Extract to read:
____________________

Chapter 6: Checkpoint & CheckpointStore Trait

In the previous chapter, we saw how the WorkQueue acts like a central bulletin board, allowing different workers to pick up tasks in a distributed workflow. This is great for distributing the work, but what happens if something goes wrong? Or how does a worker know the current state of the shared information (WorkflowCtx) when it picks up a task mid-way through a long workflow?

What's the Problem? Remembering Where We Left Off

Imagine playing a long video game. You wouldn't want to start from the very beginning every time you turn the game off or if the power suddenly goes out! You need a way to save your progress.

Similarly, workflows, especially distributed ones, can be long-running and complex. * What if a worker processing a crucial video segment crashes? Do we lose all the work done so far? * If Worker A finishes processing step 1 and puts a task for step 2 onto the WorkQueue, how does Worker B (which might be on a different computer) know the latest value of the shared api_key or processed_items_count from the workflow's Context when it picks up the step 2 task?

We need a mechanism to: 1. Save the current state of a running workflow at specific points. 2. Load that state back to resume the workflow later, either after a crash or when a different worker takes over.

This mechanism is called checkpointing, and it's absolutely essential for fault tolerance and effective state management in distributed systems like Floxide.

Important Scope Note: The Checkpoint struct and CheckpointStore trait described in this chapter are the primary mechanisms for saving and resuming the complete state (shared data and pending tasks) of a workflow run. This is particularly useful for single-process workflows where you want to be able to stop and resume later, or for scenarios where you are manually managing the execution flow (like the checkpoint_example.rs). For fully distributed workflows managed by Floxide's Orchestrator and WorkerPool, a different set of more granular storage traits (ContextStore, WorkQueue, etc., discussed in Chapter 9) are typically used for better efficiency and control in a multi-worker environment. We will focus on the core Checkpoint/CheckpointStore mechanism here.

____________________

Given information:
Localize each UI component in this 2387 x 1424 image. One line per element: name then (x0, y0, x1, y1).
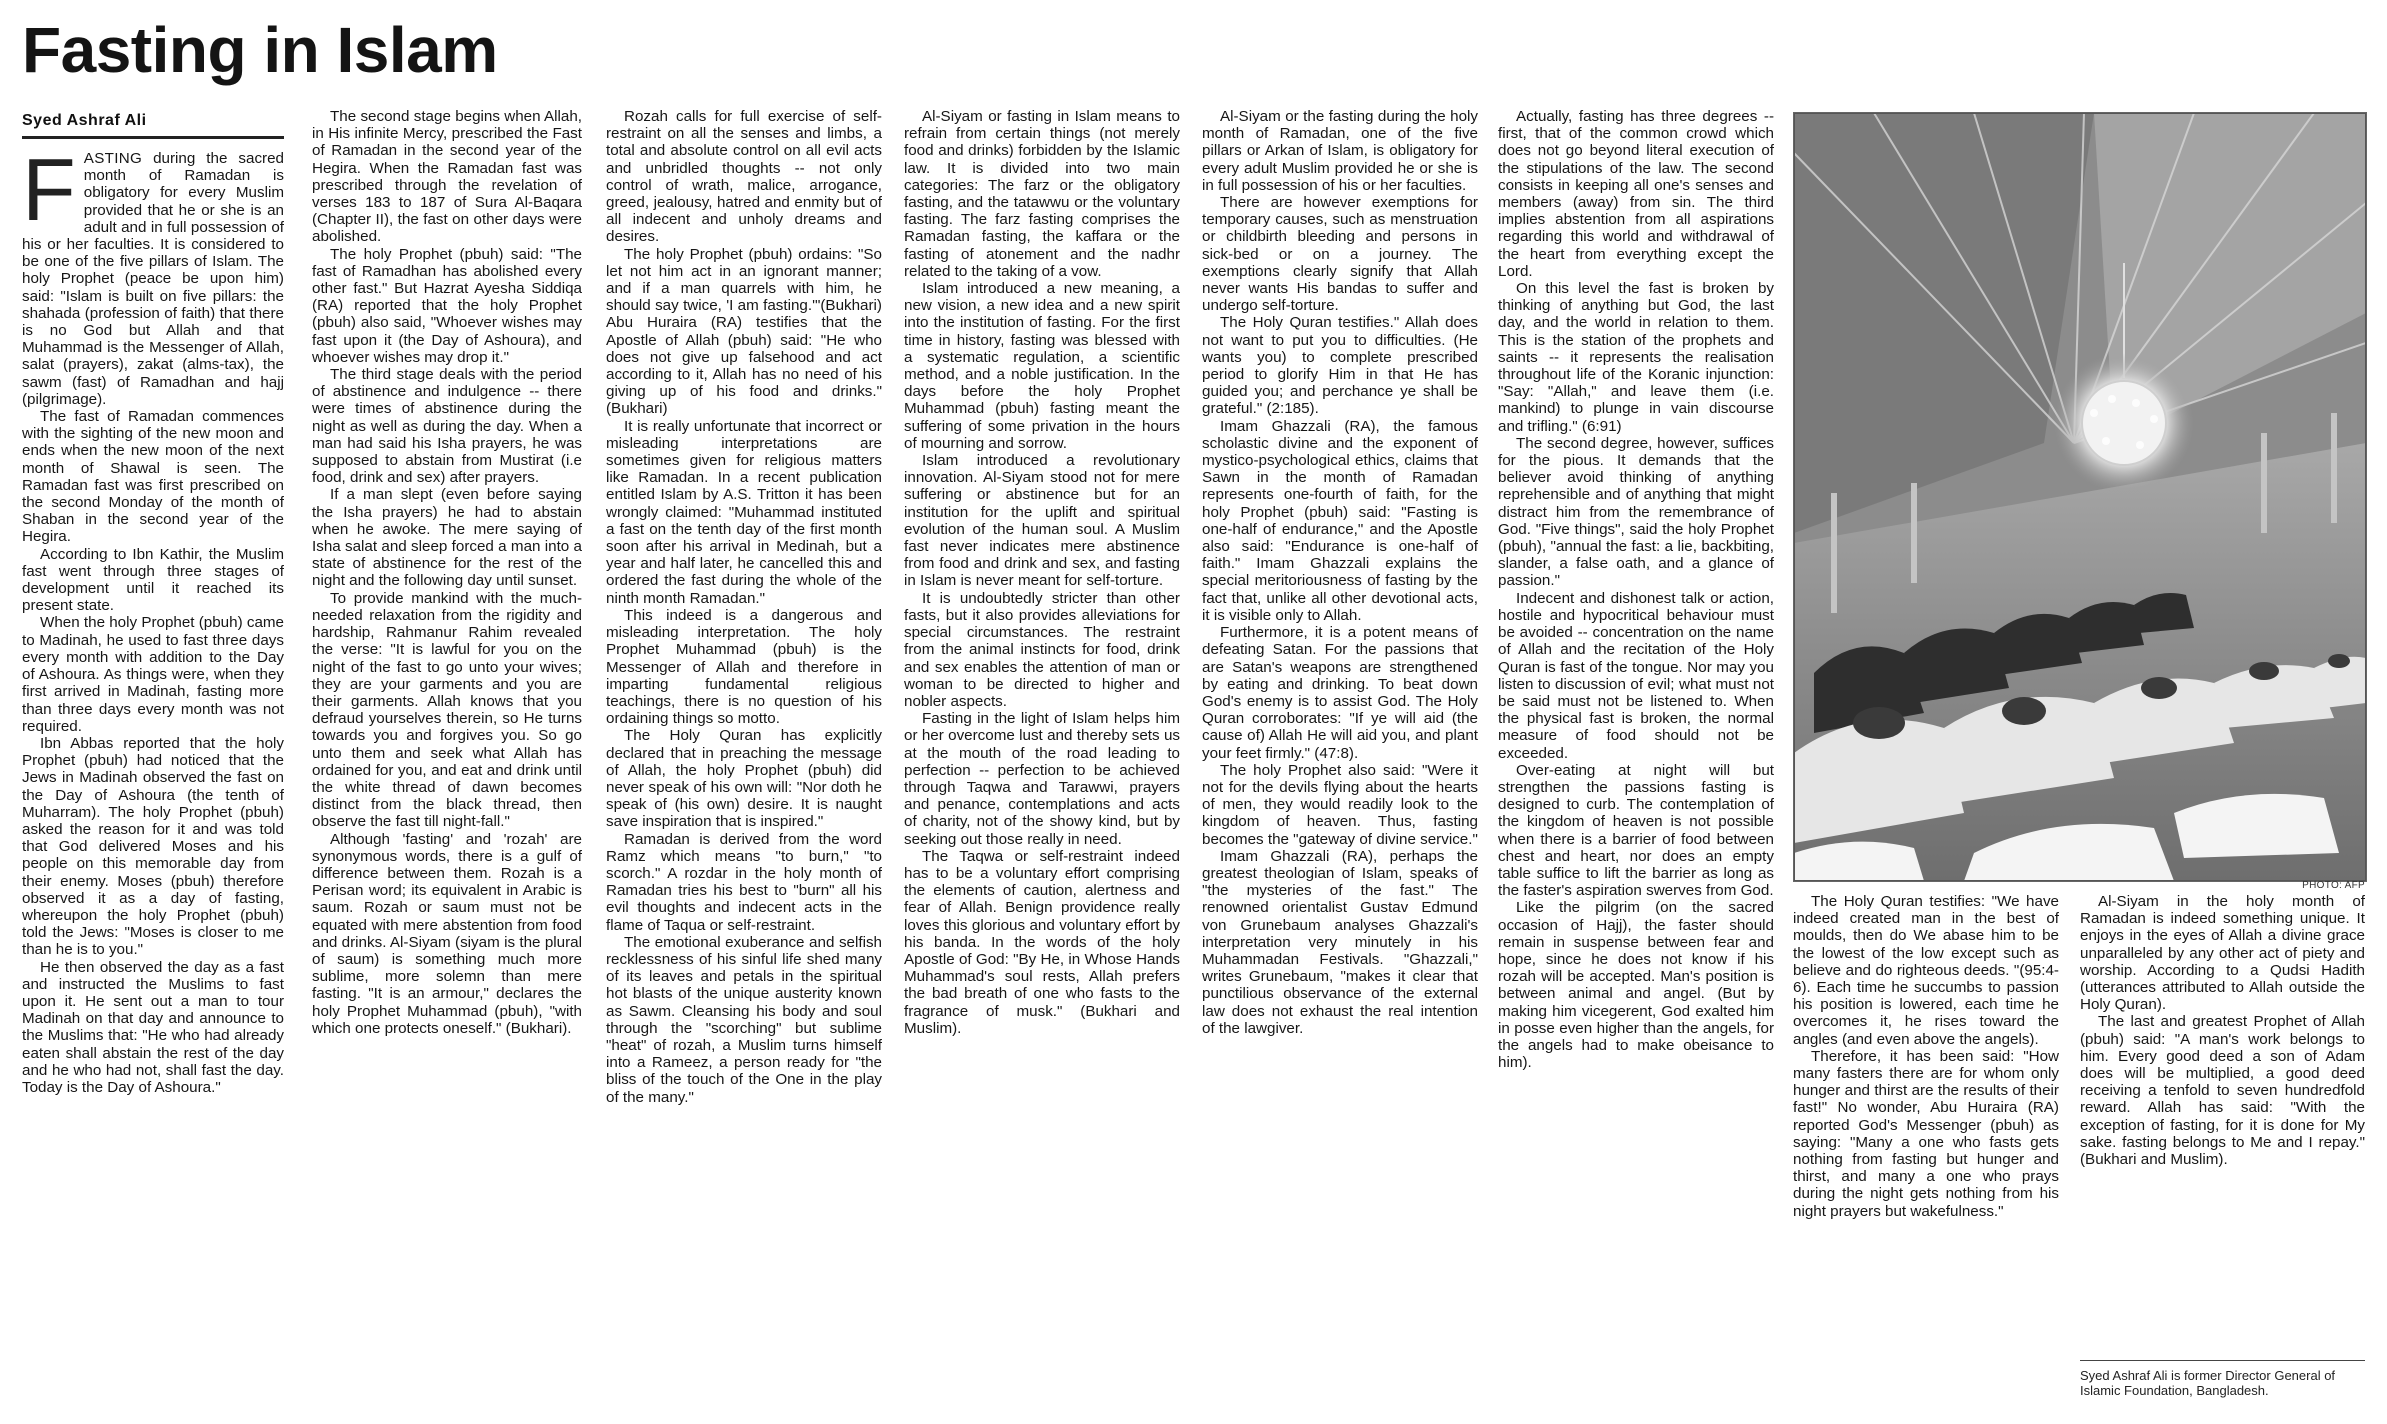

____________________

Tasks to perform:
1) According to the checkpointing chapter, what do the Checkpoint struct and CheckpointStore trait save and resume?
2) Carry the chapter on Floxide checkpointing forward from its final sentence.
The listing plays no part in what follows.

Expected outputs:
1) They save and resume the complete state of a workflow run, meaning its shared data and pending tasks.

2)
Checkpoint: The Workflow Snapshot

A Checkpoint in Floxide is like taking a snapshot of your workflow's current progress. It captures two critical pieces of information at a particular moment in time for a specific workflow run:

  1. The Shared Context: The current state of your custom data stored inside the WorkflowCtx::store. This ensures that when the workflow resumes, it has the correct shared information (like API keys, counters, configuration loaded mid-way, etc.).
  2. The Pending Work Queue: The list of WorkItems that are still waiting to be processed for this specific workflow run. This ensures the workflow knows which steps are next.

Think of it like saving your game: the save file contains your character's stats, inventory (like the context), and the list of quests you still need to do (like the pending work queue).

Floxide defines a simple struct to hold this snapshot:

// Simplified from crates/floxide-core/src/checkpoint.rs

use std::collections::VecDeque; // A type of queue
use crate::context::Context;
use crate::workflow::WorkItem;

/// A snapshot of a workflow's pending work and its context.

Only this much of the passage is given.